### Items
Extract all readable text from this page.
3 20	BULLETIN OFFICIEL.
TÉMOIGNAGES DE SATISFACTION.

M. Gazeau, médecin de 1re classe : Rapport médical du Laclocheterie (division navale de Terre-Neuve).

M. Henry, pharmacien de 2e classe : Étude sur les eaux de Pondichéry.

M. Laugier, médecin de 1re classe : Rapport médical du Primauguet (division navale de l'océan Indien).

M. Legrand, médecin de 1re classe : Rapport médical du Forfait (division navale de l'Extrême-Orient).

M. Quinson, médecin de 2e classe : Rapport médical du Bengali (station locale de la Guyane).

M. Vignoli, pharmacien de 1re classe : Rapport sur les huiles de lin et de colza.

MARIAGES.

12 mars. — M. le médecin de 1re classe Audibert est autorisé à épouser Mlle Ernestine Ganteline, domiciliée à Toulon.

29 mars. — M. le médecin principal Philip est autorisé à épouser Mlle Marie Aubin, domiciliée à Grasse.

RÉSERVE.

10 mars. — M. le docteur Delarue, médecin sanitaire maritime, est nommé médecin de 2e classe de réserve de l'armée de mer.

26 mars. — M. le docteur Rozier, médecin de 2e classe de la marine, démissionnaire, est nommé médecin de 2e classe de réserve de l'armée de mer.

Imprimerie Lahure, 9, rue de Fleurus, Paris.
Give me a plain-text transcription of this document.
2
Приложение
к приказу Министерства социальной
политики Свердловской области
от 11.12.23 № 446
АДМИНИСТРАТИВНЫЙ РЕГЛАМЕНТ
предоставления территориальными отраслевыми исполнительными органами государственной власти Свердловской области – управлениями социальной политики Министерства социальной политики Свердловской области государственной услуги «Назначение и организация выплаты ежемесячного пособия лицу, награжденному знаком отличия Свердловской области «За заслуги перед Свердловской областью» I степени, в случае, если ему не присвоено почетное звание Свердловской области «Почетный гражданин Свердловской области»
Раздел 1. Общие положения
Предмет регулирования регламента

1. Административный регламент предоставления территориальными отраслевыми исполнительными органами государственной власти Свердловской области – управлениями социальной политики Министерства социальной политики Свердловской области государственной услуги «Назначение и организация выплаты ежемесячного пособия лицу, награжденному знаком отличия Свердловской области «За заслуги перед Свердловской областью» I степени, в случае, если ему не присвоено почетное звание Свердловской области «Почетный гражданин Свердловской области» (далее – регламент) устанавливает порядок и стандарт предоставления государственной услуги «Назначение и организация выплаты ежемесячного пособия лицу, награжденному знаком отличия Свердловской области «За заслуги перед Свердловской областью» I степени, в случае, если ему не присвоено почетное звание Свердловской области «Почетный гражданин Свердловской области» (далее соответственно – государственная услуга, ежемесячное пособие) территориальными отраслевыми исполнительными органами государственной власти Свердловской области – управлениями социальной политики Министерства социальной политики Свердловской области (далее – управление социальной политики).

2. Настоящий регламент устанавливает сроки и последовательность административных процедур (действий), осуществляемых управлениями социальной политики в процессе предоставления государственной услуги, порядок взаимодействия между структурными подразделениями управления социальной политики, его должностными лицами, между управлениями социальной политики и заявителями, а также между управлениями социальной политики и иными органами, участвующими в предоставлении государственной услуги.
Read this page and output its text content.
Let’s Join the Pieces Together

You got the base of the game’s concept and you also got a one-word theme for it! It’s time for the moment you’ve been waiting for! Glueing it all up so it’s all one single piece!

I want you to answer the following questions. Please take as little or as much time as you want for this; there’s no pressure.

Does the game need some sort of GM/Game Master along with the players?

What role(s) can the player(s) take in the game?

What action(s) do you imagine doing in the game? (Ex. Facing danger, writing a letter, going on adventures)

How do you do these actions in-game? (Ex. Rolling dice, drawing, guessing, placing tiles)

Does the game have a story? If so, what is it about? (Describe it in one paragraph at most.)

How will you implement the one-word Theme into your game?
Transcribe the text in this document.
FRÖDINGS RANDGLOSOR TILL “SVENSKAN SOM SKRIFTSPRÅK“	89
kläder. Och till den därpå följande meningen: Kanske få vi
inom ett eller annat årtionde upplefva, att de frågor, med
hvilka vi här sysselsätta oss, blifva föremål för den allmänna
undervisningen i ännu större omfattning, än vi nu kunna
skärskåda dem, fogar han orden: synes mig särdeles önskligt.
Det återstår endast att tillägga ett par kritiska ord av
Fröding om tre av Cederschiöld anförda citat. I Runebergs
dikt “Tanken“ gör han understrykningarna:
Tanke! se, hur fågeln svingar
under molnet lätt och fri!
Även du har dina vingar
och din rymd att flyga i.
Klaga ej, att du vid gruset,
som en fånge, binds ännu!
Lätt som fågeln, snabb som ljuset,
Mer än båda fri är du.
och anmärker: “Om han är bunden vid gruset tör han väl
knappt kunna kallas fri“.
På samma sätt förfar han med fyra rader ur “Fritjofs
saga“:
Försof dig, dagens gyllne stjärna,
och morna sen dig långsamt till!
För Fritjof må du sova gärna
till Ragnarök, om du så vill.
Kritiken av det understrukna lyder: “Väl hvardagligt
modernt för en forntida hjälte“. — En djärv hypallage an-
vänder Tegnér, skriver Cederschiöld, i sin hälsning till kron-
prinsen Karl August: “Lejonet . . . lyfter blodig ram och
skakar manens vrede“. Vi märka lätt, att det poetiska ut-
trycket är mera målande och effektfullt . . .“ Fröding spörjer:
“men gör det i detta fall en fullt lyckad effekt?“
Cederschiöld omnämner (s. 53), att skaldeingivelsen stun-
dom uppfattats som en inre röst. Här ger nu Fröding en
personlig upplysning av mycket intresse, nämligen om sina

### Exercise brief
Make an exact copy of the data above.

### Task answer
Extract all readable text from this page.
3 20	BULLETIN OFFICIEL.
TÉMOIGNAGES DE SATISFACTION.

M. Gazeau, médecin de 1re classe : Rapport médical du Laclocheterie (division navale de Terre-Neuve).

M. Henry, pharmacien de 2e classe : Étude sur les eaux de Pondichéry.

M. Laugier, médecin de 1re classe : Rapport médical du Primauguet (division navale de l'océan Indien).

M. Legrand, médecin de 1re classe : Rapport médical du Forfait (division navale de l'Extrême-Orient).

M. Quinson, médecin de 2e classe : Rapport médical du Bengali (station locale de la Guyane).

M. Vignoli, pharmacien de 1re classe : Rapport sur les huiles de lin et de colza.

MARIAGES.

12 mars. — M. le médecin de 1re classe Audibert est autorisé à épouser Mlle Ernestine Ganteline, domiciliée à Toulon.

29 mars. — M. le médecin principal Philip est autorisé à épouser Mlle Marie Aubin, domiciliée à Grasse.

RÉSERVE.

10 mars. — M. le docteur Delarue, médecin sanitaire maritime, est nommé médecin de 2e classe de réserve de l'armée de mer.

26 mars. — M. le docteur Rozier, médecin de 2e classe de la marine, démissionnaire, est nommé médecin de 2e classe de réserve de l'armée de mer.

Imprimerie Lahure, 9, rue de Fleurus, Paris.
Give me a plain-text transcription of this document.
2
Приложение
к приказу Министерства социальной
политики Свердловской области
от 11.12.23 № 446
АДМИНИСТРАТИВНЫЙ РЕГЛАМЕНТ
предоставления территориальными отраслевыми исполнительными органами государственной власти Свердловской области – управлениями социальной политики Министерства социальной политики Свердловской области государственной услуги «Назначение и организация выплаты ежемесячного пособия лицу, награжденному знаком отличия Свердловской области «За заслуги перед Свердловской областью» I степени, в случае, если ему не присвоено почетное звание Свердловской области «Почетный гражданин Свердловской области»
Раздел 1. Общие положения
Предмет регулирования регламента

1. Административный регламент предоставления территориальными отраслевыми исполнительными органами государственной власти Свердловской области – управлениями социальной политики Министерства социальной политики Свердловской области государственной услуги «Назначение и организация выплаты ежемесячного пособия лицу, награжденному знаком отличия Свердловской области «За заслуги перед Свердловской областью» I степени, в случае, если ему не присвоено почетное звание Свердловской области «Почетный гражданин Свердловской области» (далее – регламент) устанавливает порядок и стандарт предоставления государственной услуги «Назначение и организация выплаты ежемесячного пособия лицу, награжденному знаком отличия Свердловской области «За заслуги перед Свердловской областью» I степени, в случае, если ему не присвоено почетное звание Свердловской области «Почетный гражданин Свердловской области» (далее соответственно – государственная услуга, ежемесячное пособие) территориальными отраслевыми исполнительными органами государственной власти Свердловской области – управлениями социальной политики Министерства социальной политики Свердловской области (далее – управление социальной политики).

2. Настоящий регламент устанавливает сроки и последовательность административных процедур (действий), осуществляемых управлениями социальной политики в процессе предоставления государственной услуги, порядок взаимодействия между структурными подразделениями управления социальной политики, его должностными лицами, между управлениями социальной политики и заявителями, а также между управлениями социальной политики и иными органами, участвующими в предоставлении государственной услуги.
Read this page and output its text content.
Let’s Join the Pieces Together

You got the base of the game’s concept and you also got a one-word theme for it! It’s time for the moment you’ve been waiting for! Glueing it all up so it’s all one single piece!

I want you to answer the following questions. Please take as little or as much time as you want for this; there’s no pressure.

Does the game need some sort of GM/Game Master along with the players?

What role(s) can the player(s) take in the game?

What action(s) do you imagine doing in the game? (Ex. Facing danger, writing a letter, going on adventures)

How do you do these actions in-game? (Ex. Rolling dice, drawing, guessing, placing tiles)

Does the game have a story? If so, what is it about? (Describe it in one paragraph at most.)

How will you implement the one-word Theme into your game?
Transcribe the text in this document.
FRÖDINGS RANDGLOSOR TILL “SVENSKAN SOM SKRIFTSPRÅK“	89
kläder. Och till den därpå följande meningen: Kanske få vi
inom ett eller annat årtionde upplefva, att de frågor, med
hvilka vi här sysselsätta oss, blifva föremål för den allmänna
undervisningen i ännu större omfattning, än vi nu kunna
skärskåda dem, fogar han orden: synes mig särdeles önskligt.
Det återstår endast att tillägga ett par kritiska ord av
Fröding om tre av Cederschiöld anförda citat. I Runebergs
dikt “Tanken“ gör han understrykningarna:
Tanke! se, hur fågeln svingar
under molnet lätt och fri!
Även du har dina vingar
och din rymd att flyga i.
Klaga ej, att du vid gruset,
som en fånge, binds ännu!
Lätt som fågeln, snabb som ljuset,
Mer än båda fri är du.
och anmärker: “Om han är bunden vid gruset tör han väl
knappt kunna kallas fri“.
På samma sätt förfar han med fyra rader ur “Fritjofs
saga“:
Försof dig, dagens gyllne stjärna,
och morna sen dig långsamt till!
För Fritjof må du sova gärna
till Ragnarök, om du så vill.
Kritiken av det understrukna lyder: “Väl hvardagligt
modernt för en forntida hjälte“. — En djärv hypallage an-
vänder Tegnér, skriver Cederschiöld, i sin hälsning till kron-
prinsen Karl August: “Lejonet . . . lyfter blodig ram och
skakar manens vrede“. Vi märka lätt, att det poetiska ut-
trycket är mera målande och effektfullt . . .“ Fröding spörjer:
“men gör det i detta fall en fullt lyckad effekt?“
Cederschiöld omnämner (s. 53), att skaldeingivelsen stun-
dom uppfattats som en inre röst. Här ger nu Fröding en
personlig upplysning av mycket intresse, nämligen om sina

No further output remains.